[Data items]

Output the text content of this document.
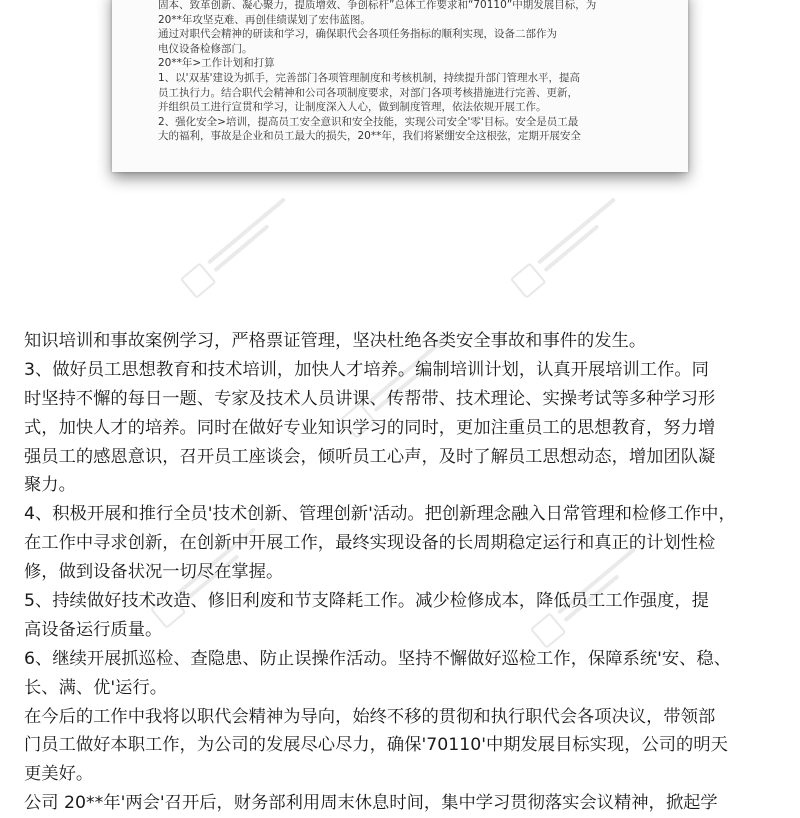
固本、致革创新、凝心聚力，提质增效、争创标杆”总体工作要求和“70110”中期发展目标，为
20**年攻坚克难、再创佳绩谋划了宏伟蓝图。
通过对职代会精神的研读和学习，确保职代会各项任务指标的顺利实现，设备二部作为
电仪设备检修部门。
20**年>工作计划和打算
1、以'双基'建设为抓手，完善部门各项管理制度和考核机制，持续提升部门管理水平，提高
员工执行力。结合职代会精神和公司各项制度要求，对部门各项考核措施进行完善、更新，
并组织员工进行宣贯和学习，让制度深入人心，做到制度管理，依法依规开展工作。
2、强化安全>培训，提高员工安全意识和安全技能，实现公司安全'零'目标。安全是员工最
大的福利，事故是企业和员工最大的损失，20**年，我们将紧绷安全这根弦，定期开展安全
知识培训和事故案例学习，严格票证管理，坚决杜绝各类安全事故和事件的发生。
3、做好员工思想教育和技术培训，加快人才培养。编制培训计划，认真开展培训工作。同
时坚持不懈的每日一题、专家及技术人员讲课、传帮带、技术理论、实操考试等多种学习形
式，加快人才的培养。同时在做好专业知识学习的同时，更加注重员工的思想教育，努力增
强员工的感恩意识，召开员工座谈会，倾听员工心声，及时了解员工思想动态，增加团队凝
聚力。
4、积极开展和推行全员'技术创新、管理创新'活动。把创新理念融入日常管理和检修工作中，
在工作中寻求创新，在创新中开展工作，最终实现设备的长周期稳定运行和真正的计划性检
修，做到设备状况一切尽在掌握。
5、持续做好技术改造、修旧利废和节支降耗工作。减少检修成本，降低员工工作强度，提
高设备运行质量。
6、继续开展抓巡检、查隐患、防止误操作活动。坚持不懈做好巡检工作，保障系统'安、稳、
长、满、优'运行。
在今后的工作中我将以职代会精神为导向，始终不移的贯彻和执行职代会各项决议，带领部
门员工做好本职工作，为公司的发展尽心尽力，确保'70110'中期发展目标实现，公司的明天
更美好。
公司 20**年'两会'召开后，财务部利用周末休息时间，集中学习贯彻落实会议精神，掀起学
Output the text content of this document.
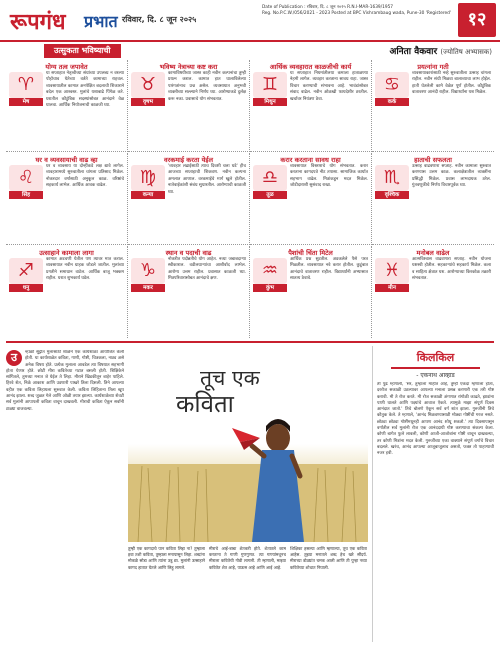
रूपगंध प्रभात रविवार, दि. ८ जून २०२५
Date of Publication : रविवार, दि. ८ जून २०२५ R.N.I-MAR-1639/1957
Reg. No.P.C.W./056/2021 - 2023 Posted at BPC Vishrambaug wada, Pune-30 'Registered' १२
उत्सुकता भविष्याची	अनिता वैकवार (ज्योतिष अभ्यासक)
योग्य तत्व जपावेत
♈
मेष
या सप्ताहात नेतृत्वीच्या संधांच्या उपलब्ध न वरल्या पोहोचाव येतेच्या वर्तते कामाच्या राहवल. व्यवसायातील कामात अनपेक्षित बदलाची शिकाराने बदेल एक आश्वस्त. मुलांचे यशाबाढे पिंगेळ करे. घरातील कौटुंबिक सदस्यांसोबत आनंदाने वेळ घालवा. आर्थिक नियोजनाची काळजी घ्या.
भविष्य नेत्राच्या कष्ट करा
♉
वृषभ
कामाविषयीच्या जास्त काही नवीन कल्पनांचा तुम्ही प्रयत्न कराल. कामात हात घालाविलेल्या पारंगतांनाच प्रश्न असेल. व्यवसायात अनुभवी व्यक्तीच्या सल्ल्याने निर्णय घ्या. आरोग्याकडे दुर्लक्ष करू नका. प्रवासाचे योग संभवतात.
आर्थिक व्यवहारात काळजीची कार्य
♊
मिथुन
या सप्ताहात नियमांतीलया कमाला हाताळण्या नेहमी लागेल. व्यवहार करताना सावध राहा. जास्त विचार करण्याची संभावना आहे. भावंडांसोबत संवाद वाढेल. नवीन ओळखी फायदेशीर ठरतील. खर्चावर नियंत्रण ठेवा.
प्रयत्नांना गती
♋
कर्क
व्यवसायाकारांसाठी नव्हे सुरुवातीला उत्साह चांगला राहील. नवीन संधी मिळवा बालाव्याचा लाभ होईल. हाती घेतलेली कामे वेळेत पूर्ण होतील. कौटुंबिक वातावरण आनंदी राहील. विद्यार्थ्यांना यश मिळेल.
घर व व्यवसायाची वाढ व्हा
♌
सिंह
घर व व्यवसाय या दोन्हींकडे लक्ष द्यावे लागेल. व्यवहारामध्ये सुरुवातीला चांगला प्रतिसाद मिळेल. नोकरदार वर्गासाठी अनुकूल काळ. वरिष्ठांचे सहकार्य लाभेल. आर्थिक आवक वाढेल.
वरकमाई करता येईल
♍
कन्या
'व्यवहार लढाईसाठी त्याच दिवशी चला घडे' हीच आजच्या सप्ताहाची शिकवण. नवीन कल्पना अमलात आणाल. वरकमाईचे मार्ग खुले होतील. नातेवाईकांशी संबंध सुधारतील. आरोग्याची काळजी घ्या.
करार करताना सावध राहा
♎
तूळ
व्यवसायात विस्ताराचे योग संभवतात. करार करताना कागदपत्रे नीट तपासा. सामाजिक कार्यात सहभाग वाढेल. मित्रांकडून मदत मिळेल. जोडीदाराशी सुसंवाद राखा.
हाताची सफलता
♏
वृश्चिक
उत्साह वाढवणारा सप्ताह. नवीन कामाला सुरुवात करण्यास उत्तम काळ. कलाक्षेत्रातील व्यक्तींना प्रसिद्धी मिळेल. प्रवास लाभदायक ठरेल. गुंतवणुकीचे निर्णय विचारपूर्वक घ्या.
उत्साहाने कामाला लागा
♐
धनु
कामात अडचणी येतील पण त्यावर मात कराल. व्यवसायात नवीन ग्राहक जोडले जातील. मुलांच्या प्रगतीने समाधान वाटेल. आर्थिक बाजू भक्कम राहील. घरात शुभकार्य घडेल.
स्थान व पदाची वाढ
♑
मकर
नोकरीत पदोन्नतीचे योग आहेत. नव्या जबाबदाऱ्या स्वीकाराल. वडीलधाऱ्यांचा आशीर्वाद लाभेल. आरोग्य उत्तम राहील. प्रवासात काळजी घ्या. मित्रपरिवारासोबत आनंदाचे क्षण.
पैशांची चिंता मिटेल
♒
कुंभ
आर्थिक प्रश्न सुटतील. अडकलेले पैसे परत मिळतील. व्यवसायात नवे करार होतील. कुटुंबात आनंदाचे वातावरण राहील. विद्यार्थ्यांनी अभ्यासात सातत्य ठेवावे.
मनोबल वाढेल
♓
मीन
आत्मविश्वास वाढवणारा सप्ताह. नवीन योजना यशस्वी होतील. सहकाऱ्यांचे सहकार्य मिळेल. कला व साहित्य क्षेत्रात यश. आरोग्याच्या किरकोळ तक्रारी संभवतात.
उ	न्हाळी सुट्टीत मुलांसाठी शाळेने एक कार्यशाळा आयोजित केली होती. या कार्यशाळेत कविता, गाणी, गोष्टी, चित्रकला, नाट्य असे अनेक विषय होते. प्रत्येक मुलाला आवडेल त्या विषयात सहभागी होता येणार होते. छोटी मीरा कवितेच्या गटात बसली होती. शिक्षिकेने सांगितले, तुमच्या मनात जे येईल ते लिहा. मीराने खिडकीतून बाहेर पाहिले. हिरवे शेत, निळे आकाश आणि उडणारी पाखरे तिला दिसली. तिने आपल्या वहीत एक कविता लिहायला सुरुवात केली. कविता लिहिताना तिला खूप आनंद झाला. शब्द जुळत गेले आणि ओळी तयार झाल्या. कार्यशाळेच्या शेवटी सर्व मुलांनी आपापली कविता वाचून दाखवली. मीराची कविता ऐकून सर्वांनी टाळ्या वाजवल्या.
तूच एक
कविता
तुम्ही एक कागदाचे पान कविता लिहा ना? तुम्हाला हवा तशी कविता, तुम्हाला मनापासून लिहा. शब्दांना मोकळे सोडा आणि त्यांना उडू द्या. मुलांनी उत्साहाने कागद हातात घेतले आणि लिहू लागले.
मीराचे आई-बाबा शेतकरी होते. शेतातले काम करताना ते गाणी गुणगुणत. त्या गाण्यांमधूनच मीराला कवितेची गोडी लागली. ती म्हणाली, माझ्या कवितेत शेत आहे, पाऊस आहे आणि आई आहे.
शिक्षिका हसल्या आणि म्हणाल्या, तूच एक कविता आहेस. तुझ्या मनातले शब्द हेच खरे सौंदर्य. मीराच्या डोळ्यांत चमक आली आणि ती पुन्हा नव्या कवितेच्या शोधात निघाली.
किलकिल
- एकनाथ आव्हाड
ती पुढे म्हणाली, 'सर, तुम्हाला माहीत आहे, तुम्ही एकदा म्हणाला होता, दररोज सकाळी उठल्यावर आपल्या मनाला प्रसन्न करणारी एक तरी गोष्ट करावी. मी ते रोज करते. मी रोज सकाळी अंगणात रांगोळी काढते, झाडांना पाणी घालते आणि पक्ष्यांचे आवाज ऐकते. त्यामुळे माझा संपूर्ण दिवस आनंदात जातो.' तिचे बोलणे ऐकून सर्व वर्ग शांत झाला. गुरुजींनी तिचे कौतुक केले. ते म्हणाले, 'आनंद मिळवण्यासाठी मोठ्या गोष्टींची गरज नसते. छोट्या छोट्या गोष्टींमधूनही आपण आनंद शोधू शकतो.' त्या दिवसापासून वर्गातील सर्व मुलांनी रोज एक आनंददायी गोष्ट करण्याचा संकल्प केला. कोणी बागेत फुले लावली, कोणी आजी-आजोबांना गोष्टी वाचून दाखवल्या, तर कोणी मित्रांना मदत केली. गुरुजींच्या एका वाक्याने संपूर्ण वर्गाचे विचार बदलले. खरंच, आनंद आपल्या आजूबाजूलाच असतो, फक्त तो पाहण्याची नजर हवी.
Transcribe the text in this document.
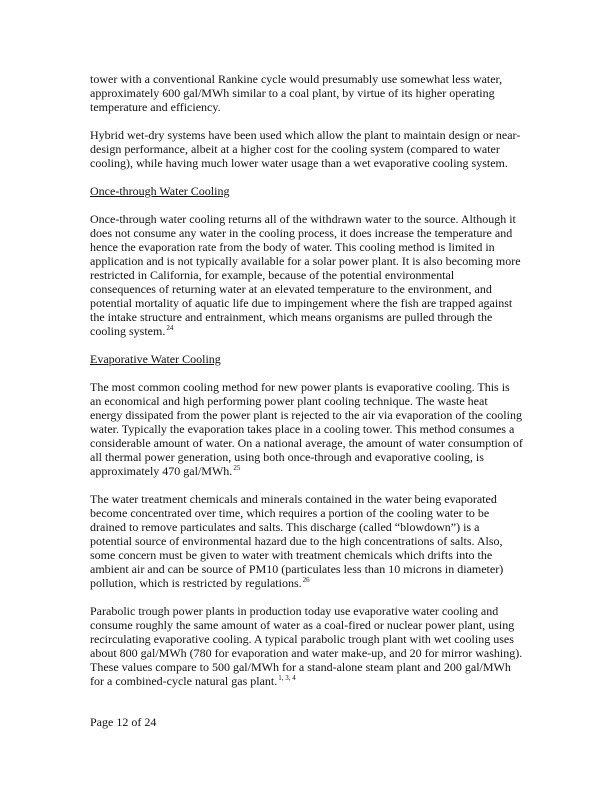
tower with a conventional Rankine cycle would presumably use somewhat less water, approximately 600 gal/MWh similar to a coal plant, by virtue of its higher operating temperature and efficiency.

Hybrid wet-dry systems have been used which allow the plant to maintain design or near-design performance, albeit at a higher cost for the cooling system (compared to water cooling), while having much lower water usage than a wet evaporative cooling system.

Once-through Water Cooling

Once-through water cooling returns all of the withdrawn water to the source. Although it does not consume any water in the cooling process, it does increase the temperature and hence the evaporation rate from the body of water. This cooling method is limited in application and is not typically available for a solar power plant. It is also becoming more restricted in California, for example, because of the potential environmental consequences of returning water at an elevated temperature to the environment, and potential mortality of aquatic life due to impingement where the fish are trapped against the intake structure and entrainment, which means organisms are pulled through the cooling system.$^{24}$

Evaporative Water Cooling

The most common cooling method for new power plants is evaporative cooling. This is an economical and high performing power plant cooling technique. The waste heat energy dissipated from the power plant is rejected to the air via evaporation of the cooling water. Typically the evaporation takes place in a cooling tower. This method consumes a considerable amount of water. On a national average, the amount of water consumption of all thermal power generation, using both once-through and evaporative cooling, is approximately 470 gal/MWh.$^{25}$

The water treatment chemicals and minerals contained in the water being evaporated become concentrated over time, which requires a portion of the cooling water to be drained to remove particulates and salts. This discharge (called “blowdown”) is a potential source of environmental hazard due to the high concentrations of salts. Also, some concern must be given to water with treatment chemicals which drifts into the ambient air and can be source of PM10 (particulates less than 10 microns in diameter) pollution, which is restricted by regulations.$^{26}$

Parabolic trough power plants in production today use evaporative water cooling and consume roughly the same amount of water as a coal-fired or nuclear power plant, using recirculating evaporative cooling. A typical parabolic trough plant with wet cooling uses about 800 gal/MWh (780 for evaporation and water make-up, and 20 for mirror washing). These values compare to 500 gal/MWh for a stand-alone steam plant and 200 gal/MWh for a combined-cycle natural gas plant.$^{1, 3, 4}$

Page 12 of 24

• What is being asked: Extract every line containing the string "higher" from the data above.

• Response for this exercise:
tower with a conventional Rankine cycle would presumably use somewhat less water, approximately 600 gal/MWh similar to a coal plant, by virtue of its higher operating temperature and efficiency.
Hybrid wet-dry systems have been used which allow the plant to maintain design or near-design performance, albeit at a higher cost for the cooling system (compared to water cooling), while having much lower water usage than a wet evaporative cooling system.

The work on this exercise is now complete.